Study text —

----------------------------------------

Spyridium halmaturinum, commonly known as Kangaroo Island spyridium, is a species of flowering plant in the family Rhamnaceae and is endemic to Kangaroo Island in South Australia. It is an erect, sticky shrub with densely softly-hairy young stems, leaves that are heart-shaped with the narrower end towards the base to broadly wedge-shaped or Y-shaped, and dense heads of white to cream-coloured flowers.

==Description==
Spyridium halmaturinum is a shrub that typically grows to a height of up to 0.3–2 m and has sticky foliage, its young stems densely covered with simple and star-shaped hairs. The leaves are heart-shaped with the narrower end towards the base to broadly wedge-shaped or Y-shaped, mostly 5.5–10 mm long and 4.2–6 mm wide on a petiole 1.5–2.0 mm long. There are reddish brown, egg-shaped stipules 1.8–2.7 mm long at the base of the leaves. The edges of the leaves are turned down or rolled under, the tip is often forked with two lobes, and both surfaces are covered with soft, star-shaped hairs. The heads of "flowers" are 7–11 mm wide, the individual flowers more or less sessile and velvety-hairy. Each head is surrounded by 5 or 6 white floral leaves 4.2–5.7 mm long, 2.8–5.5 mm wide and densely covered with a velvety layer of star-shaped hairs. The fruit is a dark brown capsule 1.7–2.2 mm long.

----------------------------------------

Data supplied —
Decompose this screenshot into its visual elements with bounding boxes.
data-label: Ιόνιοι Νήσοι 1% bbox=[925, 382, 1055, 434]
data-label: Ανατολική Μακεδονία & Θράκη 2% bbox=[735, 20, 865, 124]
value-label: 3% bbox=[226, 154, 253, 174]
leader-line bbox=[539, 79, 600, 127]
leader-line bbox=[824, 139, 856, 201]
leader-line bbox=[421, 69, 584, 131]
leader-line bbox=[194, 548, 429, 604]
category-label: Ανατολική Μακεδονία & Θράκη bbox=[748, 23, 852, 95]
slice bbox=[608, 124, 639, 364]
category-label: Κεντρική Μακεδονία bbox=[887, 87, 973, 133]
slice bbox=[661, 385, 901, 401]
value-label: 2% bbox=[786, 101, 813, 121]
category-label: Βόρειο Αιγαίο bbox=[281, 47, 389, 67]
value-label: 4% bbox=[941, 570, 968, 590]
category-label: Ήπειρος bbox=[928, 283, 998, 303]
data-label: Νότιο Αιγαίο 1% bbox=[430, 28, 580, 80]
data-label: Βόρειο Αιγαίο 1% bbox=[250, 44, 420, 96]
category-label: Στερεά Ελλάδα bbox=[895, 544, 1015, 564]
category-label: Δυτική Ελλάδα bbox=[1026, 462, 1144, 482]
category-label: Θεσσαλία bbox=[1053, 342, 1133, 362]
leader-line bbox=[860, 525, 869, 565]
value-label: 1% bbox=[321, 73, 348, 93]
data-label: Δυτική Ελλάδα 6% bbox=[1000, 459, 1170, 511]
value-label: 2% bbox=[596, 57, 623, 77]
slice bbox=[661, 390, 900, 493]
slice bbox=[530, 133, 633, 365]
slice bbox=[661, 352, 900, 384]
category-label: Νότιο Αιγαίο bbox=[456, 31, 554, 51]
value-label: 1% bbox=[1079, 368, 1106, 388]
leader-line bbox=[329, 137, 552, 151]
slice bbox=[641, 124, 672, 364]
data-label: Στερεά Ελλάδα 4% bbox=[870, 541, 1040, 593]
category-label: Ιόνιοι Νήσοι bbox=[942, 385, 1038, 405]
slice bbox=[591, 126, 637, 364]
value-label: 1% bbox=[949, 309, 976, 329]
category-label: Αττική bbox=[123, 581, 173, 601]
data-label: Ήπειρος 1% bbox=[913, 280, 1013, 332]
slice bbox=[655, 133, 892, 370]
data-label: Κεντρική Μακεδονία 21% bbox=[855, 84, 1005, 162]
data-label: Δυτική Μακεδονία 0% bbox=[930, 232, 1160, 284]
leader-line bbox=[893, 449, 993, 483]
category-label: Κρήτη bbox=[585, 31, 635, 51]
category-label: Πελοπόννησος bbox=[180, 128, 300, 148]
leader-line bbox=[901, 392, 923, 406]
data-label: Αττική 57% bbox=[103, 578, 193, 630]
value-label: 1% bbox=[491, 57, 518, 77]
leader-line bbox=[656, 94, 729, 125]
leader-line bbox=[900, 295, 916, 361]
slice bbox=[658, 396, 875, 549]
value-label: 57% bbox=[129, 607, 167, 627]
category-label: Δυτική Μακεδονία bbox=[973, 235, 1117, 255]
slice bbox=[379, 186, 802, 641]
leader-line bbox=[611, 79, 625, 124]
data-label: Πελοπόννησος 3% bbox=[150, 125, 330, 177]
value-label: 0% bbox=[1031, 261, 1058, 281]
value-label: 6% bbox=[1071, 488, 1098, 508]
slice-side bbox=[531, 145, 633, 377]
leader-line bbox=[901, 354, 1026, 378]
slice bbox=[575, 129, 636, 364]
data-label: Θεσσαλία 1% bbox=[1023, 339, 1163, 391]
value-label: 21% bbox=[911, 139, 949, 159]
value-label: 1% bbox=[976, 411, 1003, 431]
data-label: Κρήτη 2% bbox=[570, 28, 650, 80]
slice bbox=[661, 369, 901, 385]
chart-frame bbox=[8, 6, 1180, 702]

----------------------------------------

Task requirements — Continue the Kangaroo Island spyridium text from where it stops. Leave the lines aside; they have nothing to do with this.

Reply —
==Taxonomy==
This species was first formally described in 1855 by Ferdinand von Mueller who gave it the name Trymalium halmaturinum in his Definitions of rare or hitherto undescribed Australian plants. In 1863, George Bentham changed the name to Spyridium halmaturinum in Flora Australiensis. The specific epithet (halmaturinum) is derived from the Latin word halmaturus meaning "kangaroo", referring to Kangaroo Island, where this species is endemic.

==Distribution and habitat==
Spyridium halmaturinum grows in coastal heath, shrubland and mallee woodland, mainly on the southern half of Kangaroo Island in South Australia.